## start Raw records

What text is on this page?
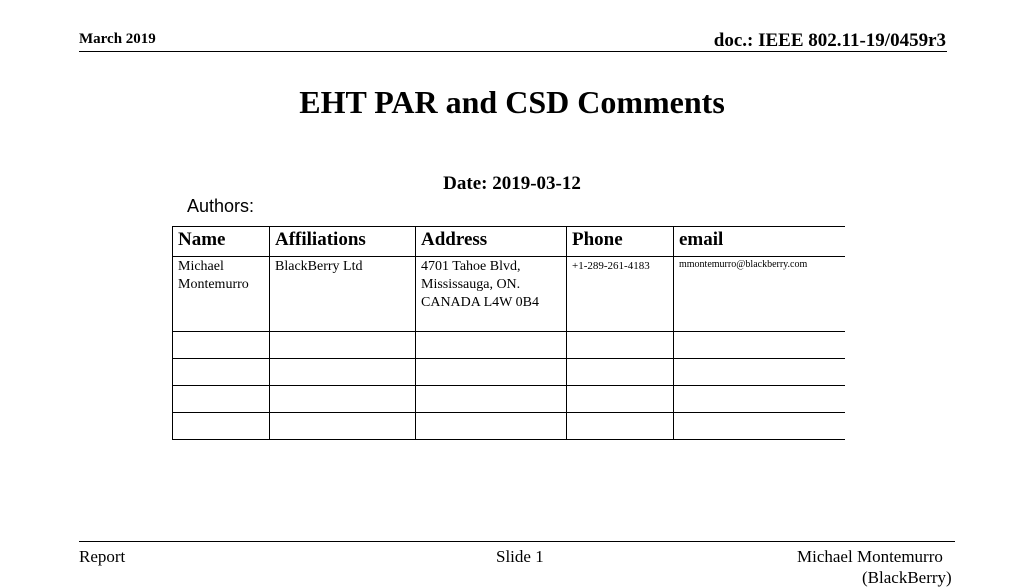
March 2019	doc.: IEEE 802.11-19/0459r3
EHT PAR and CSD Comments
Date: 2019-03-12
Authors:
Name	Affiliations	Address	Phone	email
Michael Montemurro	BlackBerry Ltd	4701 Tahoe Blvd, Mississauga, ON. CANADA L4W 0B4	+1-289-261-4183	mmontemurro@blackberry.com

Report	Slide 1	Michael Montemurro
(BlackBerry)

## end Raw records

§ **Set problem**
Exactly reproduce each record, leaving out any pictures.

§ **Exercise answer**
What text is on this page?
March 2019	doc.: IEEE 802.11-19/0459r3
EHT PAR and CSD Comments
Date: 2019-03-12
Authors:
Name	Affiliations	Address	Phone	email
Michael Montemurro	BlackBerry Ltd	4701 Tahoe Blvd, Mississauga, ON. CANADA L4W 0B4	+1-289-261-4183	mmontemurro@blackberry.com

Report	Slide 1	Michael Montemurro
(BlackBerry)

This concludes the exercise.